Return the entries below in their exact form, leaving the pictures out.

— start of INPUT ROWS —

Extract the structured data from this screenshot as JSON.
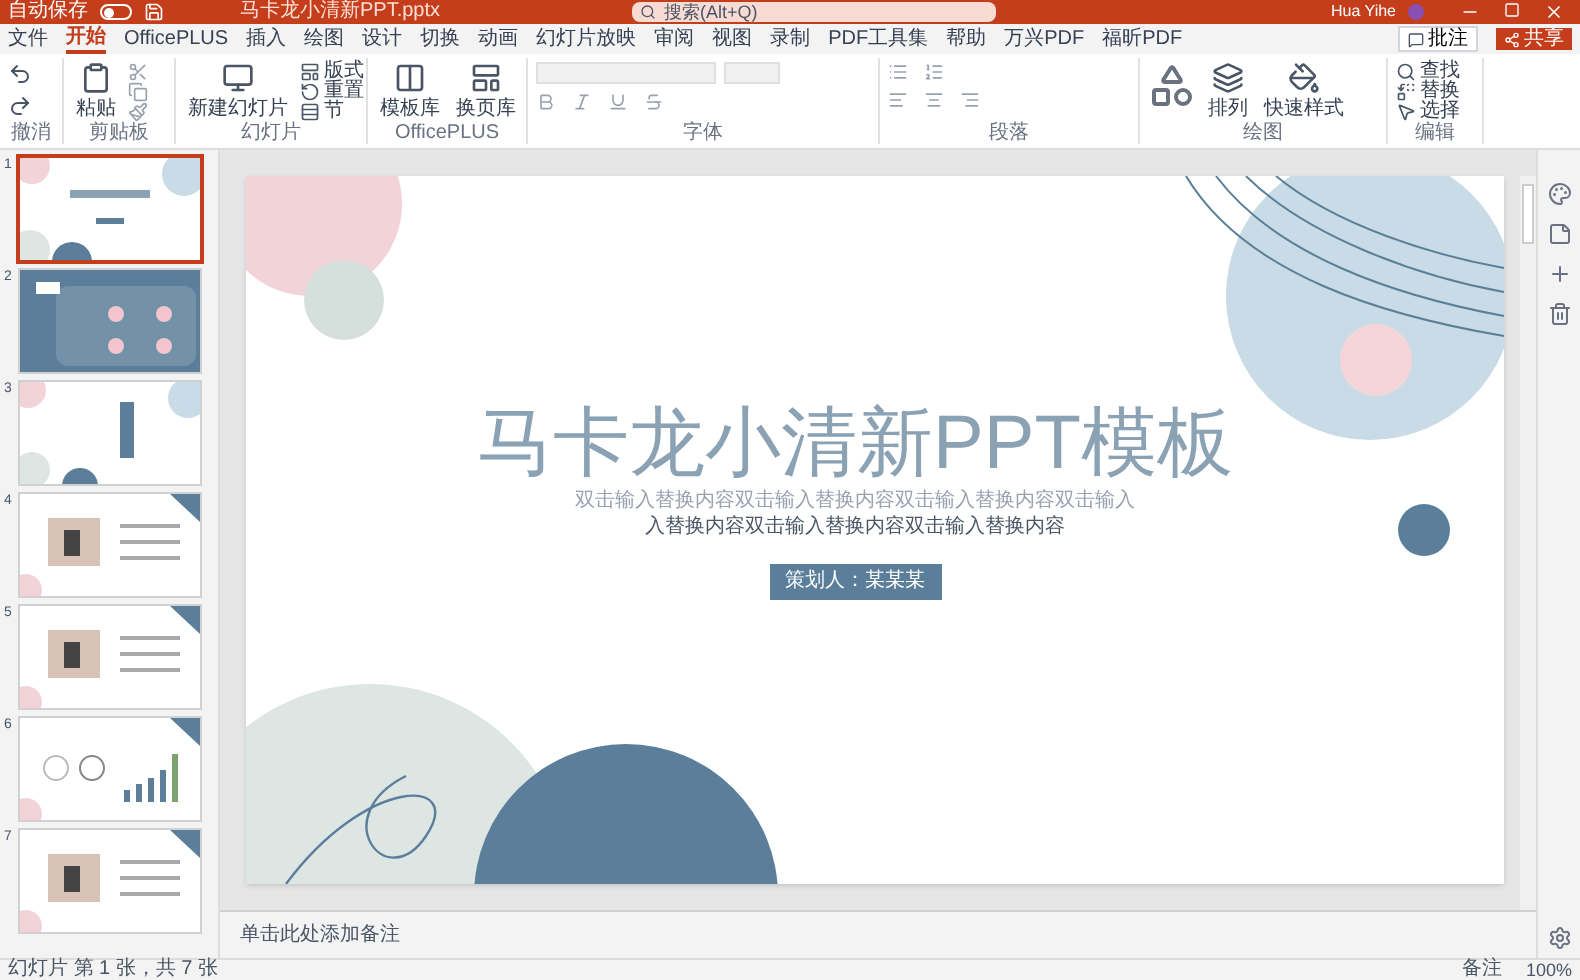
{
  "title_bar": {
    "autosave_label": "自动保存",
    "autosave_on": false,
    "file_name": "马卡龙小清新PPT.pptx",
    "search_placeholder": "搜索(Alt+Q)",
    "user_name": "Hua Yihe"
  },
  "menu_tabs": [
    {
      "label": "文件",
      "selected": false
    },
    {
      "label": "开始",
      "selected": true
    },
    {
      "label": "OfficePLUS",
      "selected": false
    },
    {
      "label": "插入",
      "selected": false
    },
    {
      "label": "绘图",
      "selected": false
    },
    {
      "label": "设计",
      "selected": false
    },
    {
      "label": "切换",
      "selected": false
    },
    {
      "label": "动画",
      "selected": false
    },
    {
      "label": "幻灯片放映",
      "selected": false
    },
    {
      "label": "审阅",
      "selected": false
    },
    {
      "label": "视图",
      "selected": false
    },
    {
      "label": "录制",
      "selected": false
    },
    {
      "label": "PDF工具集",
      "selected": false
    },
    {
      "label": "帮助",
      "selected": false
    },
    {
      "label": "万兴PDF",
      "selected": false
    },
    {
      "label": "福昕PDF",
      "selected": false
    }
  ],
  "comments_button": "批注",
  "share_button": "共享",
  "ribbon": {
    "groups": [
      "撤消",
      "剪贴板",
      "幻灯片",
      "OfficePLUS",
      "字体",
      "段落",
      "绘图",
      "编辑"
    ],
    "paste": "粘贴",
    "new_slide": "新建幻灯片",
    "layout": "版式",
    "reset": "重置",
    "section": "节",
    "template_library": "模板库",
    "page_library": "换页库",
    "arrange": "排列",
    "quick_styles": "快速样式",
    "find": "查找",
    "replace": "替换",
    "select": "选择"
  },
  "thumbnails": [
    {
      "number": "1",
      "kind": "title",
      "selected": true
    },
    {
      "number": "2",
      "kind": "contents",
      "selected": false
    },
    {
      "number": "3",
      "kind": "section",
      "selected": false
    },
    {
      "number": "4",
      "kind": "photo",
      "selected": false
    },
    {
      "number": "5",
      "kind": "photo",
      "selected": false
    },
    {
      "number": "6",
      "kind": "chart",
      "selected": false
    },
    {
      "number": "7",
      "kind": "photo",
      "selected": false
    }
  ],
  "slide": {
    "title": "马卡龙小清新PPT模板",
    "subtitle_lines": [
      "双击输入替换内容双击输入替换内容双击输入替换内容双击输入",
      "入替换内容双击输入替换内容双击输入替换内容"
    ],
    "presenter": "策划人：某某某"
  },
  "notes_placeholder": "单击此处添加备注",
  "status_bar": {
    "slide_info": "幻灯片 第 1 张，共 7 张",
    "notes": "备注",
    "zoom": "100%"
  }
}
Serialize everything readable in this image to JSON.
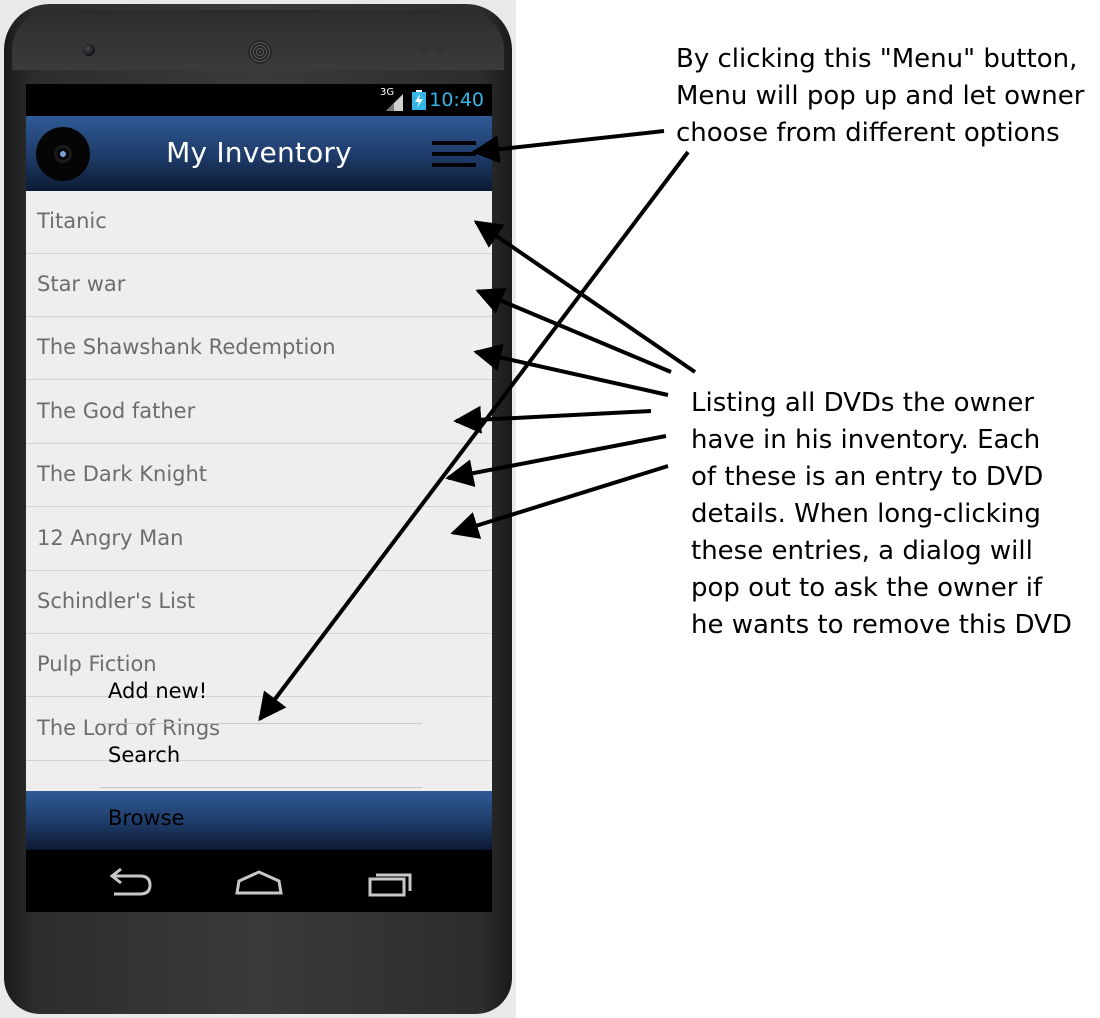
{
  "statusbar": {
    "network": "3G",
    "time": "10:40"
  },
  "actionbar": {
    "title": "My Inventory",
    "logo_icon": "dvd-disc-icon",
    "menu_icon": "hamburger-menu-icon"
  },
  "inventory": {
    "items": [
      {
        "label": "Titanic"
      },
      {
        "label": "Star war"
      },
      {
        "label": "The Shawshank Redemption"
      },
      {
        "label": "The God father"
      },
      {
        "label": "The Dark Knight"
      },
      {
        "label": "12 Angry Man"
      },
      {
        "label": "Schindler's List"
      },
      {
        "label": "Pulp Fiction"
      },
      {
        "label": "The Lord of Rings"
      }
    ]
  },
  "popup_menu": {
    "items": [
      {
        "label": "Add new!"
      },
      {
        "label": "Search"
      },
      {
        "label": "Browse"
      }
    ]
  },
  "navbar": {
    "back_icon": "back-icon",
    "home_icon": "home-icon",
    "recents_icon": "recents-icon"
  },
  "annotations": {
    "menu_note": [
      "By clicking this \"Menu\" button,",
      "Menu will pop up and let owner",
      "choose from different options"
    ],
    "list_note": [
      "Listing all DVDs the owner",
      "have in his inventory. Each",
      "of these is an entry to DVD",
      "details. When long-clicking",
      "these entries, a dialog will",
      "pop out to ask the owner if",
      "he wants to remove this DVD"
    ]
  },
  "colors": {
    "actionbar_top": "#2f5a95",
    "actionbar_bottom": "#0d1a33",
    "list_bg": "#eeeeee",
    "list_text": "#6d6d6d",
    "time_text": "#33b5e5"
  }
}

— end of INPUT ROWS —

CORRECT OUTPUT ::
Extract the structured data from this screenshot as JSON.
{
  "title_bar": {
    "autosave_label": "自动保存",
    "autosave_on": false,
    "file_name": "马卡龙小清新PPT.pptx",
    "search_placeholder": "搜索(Alt+Q)",
    "user_name": "Hua Yihe"
  },
  "menu_tabs": [
    {
      "label": "文件",
      "selected": false
    },
    {
      "label": "开始",
      "selected": true
    },
    {
      "label": "OfficePLUS",
      "selected": false
    },
    {
      "label": "插入",
      "selected": false
    },
    {
      "label": "绘图",
      "selected": false
    },
    {
      "label": "设计",
      "selected": false
    },
    {
      "label": "切换",
      "selected": false
    },
    {
      "label": "动画",
      "selected": false
    },
    {
      "label": "幻灯片放映",
      "selected": false
    },
    {
      "label": "审阅",
      "selected": false
    },
    {
      "label": "视图",
      "selected": false
    },
    {
      "label": "录制",
      "selected": false
    },
    {
      "label": "PDF工具集",
      "selected": false
    },
    {
      "label": "帮助",
      "selected": false
    },
    {
      "label": "万兴PDF",
      "selected": false
    },
    {
      "label": "福昕PDF",
      "selected": false
    }
  ],
  "comments_button": "批注",
  "share_button": "共享",
  "ribbon": {
    "groups": [
      "撤消",
      "剪贴板",
      "幻灯片",
      "OfficePLUS",
      "字体",
      "段落",
      "绘图",
      "编辑"
    ],
    "paste": "粘贴",
    "new_slide": "新建幻灯片",
    "layout": "版式",
    "reset": "重置",
    "section": "节",
    "template_library": "模板库",
    "page_library": "换页库",
    "arrange": "排列",
    "quick_styles": "快速样式",
    "find": "查找",
    "replace": "替换",
    "select": "选择"
  },
  "thumbnails": [
    {
      "number": "1",
      "kind": "title",
      "selected": true
    },
    {
      "number": "2",
      "kind": "contents",
      "selected": false
    },
    {
      "number": "3",
      "kind": "section",
      "selected": false
    },
    {
      "number": "4",
      "kind": "photo",
      "selected": false
    },
    {
      "number": "5",
      "kind": "photo",
      "selected": false
    },
    {
      "number": "6",
      "kind": "chart",
      "selected": false
    },
    {
      "number": "7",
      "kind": "photo",
      "selected": false
    }
  ],
  "slide": {
    "title": "马卡龙小清新PPT模板",
    "subtitle_lines": [
      "双击输入替换内容双击输入替换内容双击输入替换内容双击输入",
      "入替换内容双击输入替换内容双击输入替换内容"
    ],
    "presenter": "策划人：某某某"
  },
  "notes_placeholder": "单击此处添加备注",
  "status_bar": {
    "slide_info": "幻灯片 第 1 张，共 7 张",
    "notes": "备注",
    "zoom": "100%"
  }
}
Serialize everything readable in this image to JSON.
{
  "statusbar": {
    "network": "3G",
    "time": "10:40"
  },
  "actionbar": {
    "title": "My Inventory",
    "logo_icon": "dvd-disc-icon",
    "menu_icon": "hamburger-menu-icon"
  },
  "inventory": {
    "items": [
      {
        "label": "Titanic"
      },
      {
        "label": "Star war"
      },
      {
        "label": "The Shawshank Redemption"
      },
      {
        "label": "The God father"
      },
      {
        "label": "The Dark Knight"
      },
      {
        "label": "12 Angry Man"
      },
      {
        "label": "Schindler's List"
      },
      {
        "label": "Pulp Fiction"
      },
      {
        "label": "The Lord of Rings"
      }
    ]
  },
  "popup_menu": {
    "items": [
      {
        "label": "Add new!"
      },
      {
        "label": "Search"
      },
      {
        "label": "Browse"
      }
    ]
  },
  "navbar": {
    "back_icon": "back-icon",
    "home_icon": "home-icon",
    "recents_icon": "recents-icon"
  },
  "annotations": {
    "menu_note": [
      "By clicking this \"Menu\" button,",
      "Menu will pop up and let owner",
      "choose from different options"
    ],
    "list_note": [
      "Listing all DVDs the owner",
      "have in his inventory. Each",
      "of these is an entry to DVD",
      "details. When long-clicking",
      "these entries, a dialog will",
      "pop out to ask the owner if",
      "he wants to remove this DVD"
    ]
  },
  "colors": {
    "actionbar_top": "#2f5a95",
    "actionbar_bottom": "#0d1a33",
    "list_bg": "#eeeeee",
    "list_text": "#6d6d6d",
    "time_text": "#33b5e5"
  }
}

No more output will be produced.